Data items

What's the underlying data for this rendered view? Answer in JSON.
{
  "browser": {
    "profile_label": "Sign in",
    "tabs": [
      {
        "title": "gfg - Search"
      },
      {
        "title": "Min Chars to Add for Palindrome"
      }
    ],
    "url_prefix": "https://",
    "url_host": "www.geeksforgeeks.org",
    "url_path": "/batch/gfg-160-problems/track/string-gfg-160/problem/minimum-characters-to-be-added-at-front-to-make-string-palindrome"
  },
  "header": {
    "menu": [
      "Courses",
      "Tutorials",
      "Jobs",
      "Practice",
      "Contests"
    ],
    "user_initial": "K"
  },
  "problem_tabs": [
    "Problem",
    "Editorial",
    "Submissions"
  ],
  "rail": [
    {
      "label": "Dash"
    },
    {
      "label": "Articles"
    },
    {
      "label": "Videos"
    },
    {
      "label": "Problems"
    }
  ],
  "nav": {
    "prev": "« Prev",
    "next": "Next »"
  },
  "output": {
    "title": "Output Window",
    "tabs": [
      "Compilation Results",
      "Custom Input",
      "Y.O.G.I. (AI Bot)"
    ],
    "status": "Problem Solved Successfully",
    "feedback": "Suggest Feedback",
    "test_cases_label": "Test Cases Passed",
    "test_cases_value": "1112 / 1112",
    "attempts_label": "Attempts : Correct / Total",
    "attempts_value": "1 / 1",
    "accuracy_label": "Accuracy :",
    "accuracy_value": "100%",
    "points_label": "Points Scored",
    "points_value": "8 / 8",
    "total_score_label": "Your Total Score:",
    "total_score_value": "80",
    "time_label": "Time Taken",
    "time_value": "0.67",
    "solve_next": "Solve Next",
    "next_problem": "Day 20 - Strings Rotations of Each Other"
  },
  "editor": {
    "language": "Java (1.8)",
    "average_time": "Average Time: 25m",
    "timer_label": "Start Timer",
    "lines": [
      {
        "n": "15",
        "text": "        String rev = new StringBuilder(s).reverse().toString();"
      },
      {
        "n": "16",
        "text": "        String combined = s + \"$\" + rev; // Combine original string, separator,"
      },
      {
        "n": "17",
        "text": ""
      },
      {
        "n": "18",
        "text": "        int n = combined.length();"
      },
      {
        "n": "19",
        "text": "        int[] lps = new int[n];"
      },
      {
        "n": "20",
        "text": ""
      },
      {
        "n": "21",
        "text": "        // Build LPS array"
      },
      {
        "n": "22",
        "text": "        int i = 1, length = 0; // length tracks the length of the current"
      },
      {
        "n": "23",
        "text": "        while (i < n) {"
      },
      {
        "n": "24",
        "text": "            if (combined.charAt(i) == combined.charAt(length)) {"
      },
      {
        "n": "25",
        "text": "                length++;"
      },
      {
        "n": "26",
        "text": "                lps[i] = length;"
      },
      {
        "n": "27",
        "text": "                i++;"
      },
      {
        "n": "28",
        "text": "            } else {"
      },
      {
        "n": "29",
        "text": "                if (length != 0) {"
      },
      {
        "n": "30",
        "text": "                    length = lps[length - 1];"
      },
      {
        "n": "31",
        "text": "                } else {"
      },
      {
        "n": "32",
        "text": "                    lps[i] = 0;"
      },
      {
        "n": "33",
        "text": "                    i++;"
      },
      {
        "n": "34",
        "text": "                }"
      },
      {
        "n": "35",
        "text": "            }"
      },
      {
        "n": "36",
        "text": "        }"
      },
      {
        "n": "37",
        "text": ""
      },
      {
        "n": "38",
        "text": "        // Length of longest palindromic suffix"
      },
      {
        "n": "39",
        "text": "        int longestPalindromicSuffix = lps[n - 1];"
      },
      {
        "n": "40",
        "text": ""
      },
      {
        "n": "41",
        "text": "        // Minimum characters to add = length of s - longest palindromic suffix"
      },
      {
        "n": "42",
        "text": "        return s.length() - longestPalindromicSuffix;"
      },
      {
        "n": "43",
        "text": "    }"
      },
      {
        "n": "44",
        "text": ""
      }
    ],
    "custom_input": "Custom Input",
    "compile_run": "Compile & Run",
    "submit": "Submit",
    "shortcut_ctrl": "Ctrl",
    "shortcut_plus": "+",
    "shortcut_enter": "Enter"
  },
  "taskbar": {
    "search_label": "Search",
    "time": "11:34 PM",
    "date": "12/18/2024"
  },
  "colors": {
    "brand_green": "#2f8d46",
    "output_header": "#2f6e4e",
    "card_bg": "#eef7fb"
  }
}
--
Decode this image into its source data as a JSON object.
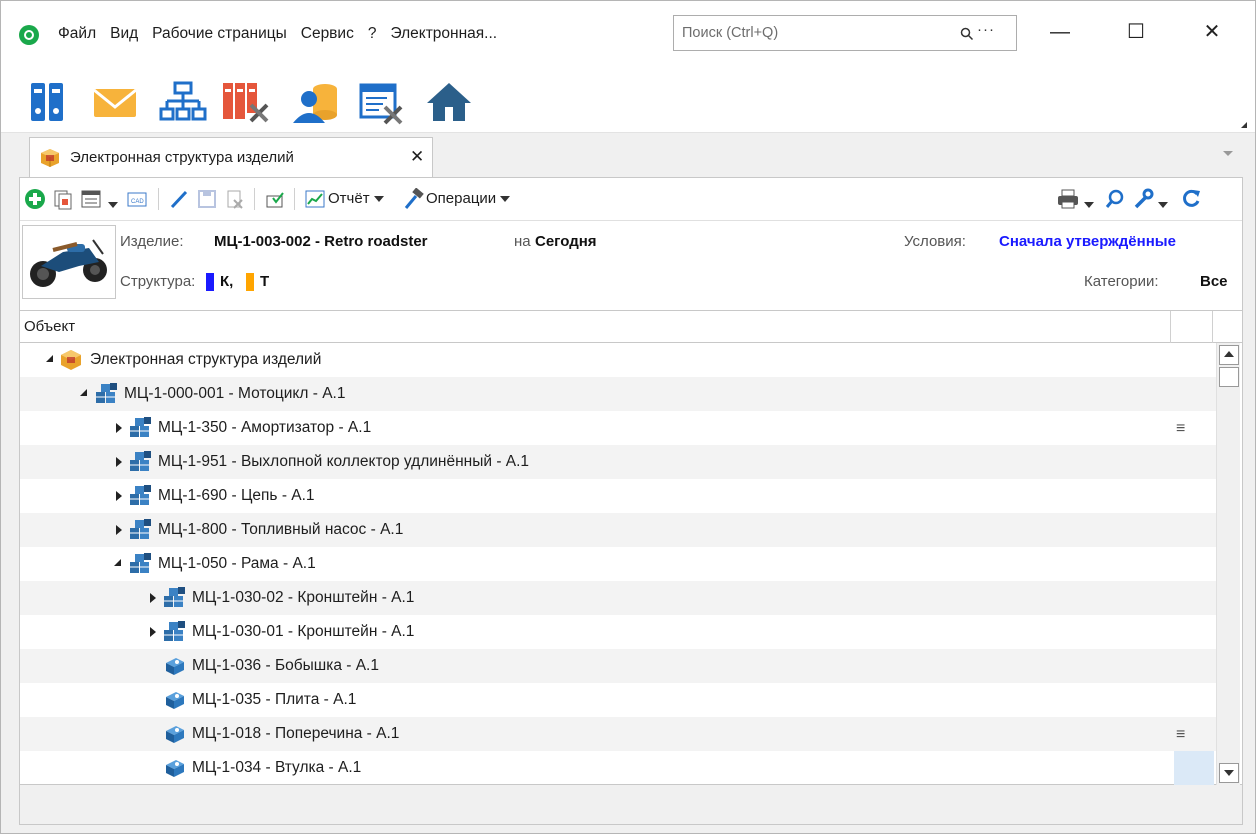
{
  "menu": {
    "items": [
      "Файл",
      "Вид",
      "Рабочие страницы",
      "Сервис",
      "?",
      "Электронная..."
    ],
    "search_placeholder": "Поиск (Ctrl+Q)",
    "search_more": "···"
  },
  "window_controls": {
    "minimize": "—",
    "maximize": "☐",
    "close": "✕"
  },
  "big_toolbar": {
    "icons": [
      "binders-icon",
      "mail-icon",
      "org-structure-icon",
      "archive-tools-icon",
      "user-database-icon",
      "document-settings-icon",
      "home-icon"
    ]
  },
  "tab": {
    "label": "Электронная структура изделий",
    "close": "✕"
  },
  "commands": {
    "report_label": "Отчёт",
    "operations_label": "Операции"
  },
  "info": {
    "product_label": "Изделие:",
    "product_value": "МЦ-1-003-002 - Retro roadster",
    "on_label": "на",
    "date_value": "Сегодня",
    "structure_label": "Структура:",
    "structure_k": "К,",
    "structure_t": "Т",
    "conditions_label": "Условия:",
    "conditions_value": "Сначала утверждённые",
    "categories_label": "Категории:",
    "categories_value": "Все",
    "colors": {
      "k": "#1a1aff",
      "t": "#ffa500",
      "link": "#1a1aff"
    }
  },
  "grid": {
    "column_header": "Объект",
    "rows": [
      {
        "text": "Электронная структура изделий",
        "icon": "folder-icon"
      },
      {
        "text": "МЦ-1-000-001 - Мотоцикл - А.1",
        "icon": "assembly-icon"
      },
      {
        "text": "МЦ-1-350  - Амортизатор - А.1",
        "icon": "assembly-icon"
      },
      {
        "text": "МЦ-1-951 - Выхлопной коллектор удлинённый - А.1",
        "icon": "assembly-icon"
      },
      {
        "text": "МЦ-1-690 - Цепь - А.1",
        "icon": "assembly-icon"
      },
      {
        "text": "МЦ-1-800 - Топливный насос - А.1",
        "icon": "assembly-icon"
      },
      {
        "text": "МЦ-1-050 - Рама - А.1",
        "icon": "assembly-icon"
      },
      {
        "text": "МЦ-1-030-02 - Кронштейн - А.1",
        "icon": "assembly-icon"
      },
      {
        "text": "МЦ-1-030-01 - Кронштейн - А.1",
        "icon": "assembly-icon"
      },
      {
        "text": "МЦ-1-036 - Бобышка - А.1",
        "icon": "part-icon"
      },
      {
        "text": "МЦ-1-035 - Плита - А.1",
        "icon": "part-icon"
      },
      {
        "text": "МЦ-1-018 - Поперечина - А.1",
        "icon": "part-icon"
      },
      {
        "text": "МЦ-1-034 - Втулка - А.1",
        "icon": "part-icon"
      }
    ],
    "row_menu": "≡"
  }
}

The exercise: How many lines in the records above hold the word "combined"? Give only the number.

Response to the task: 3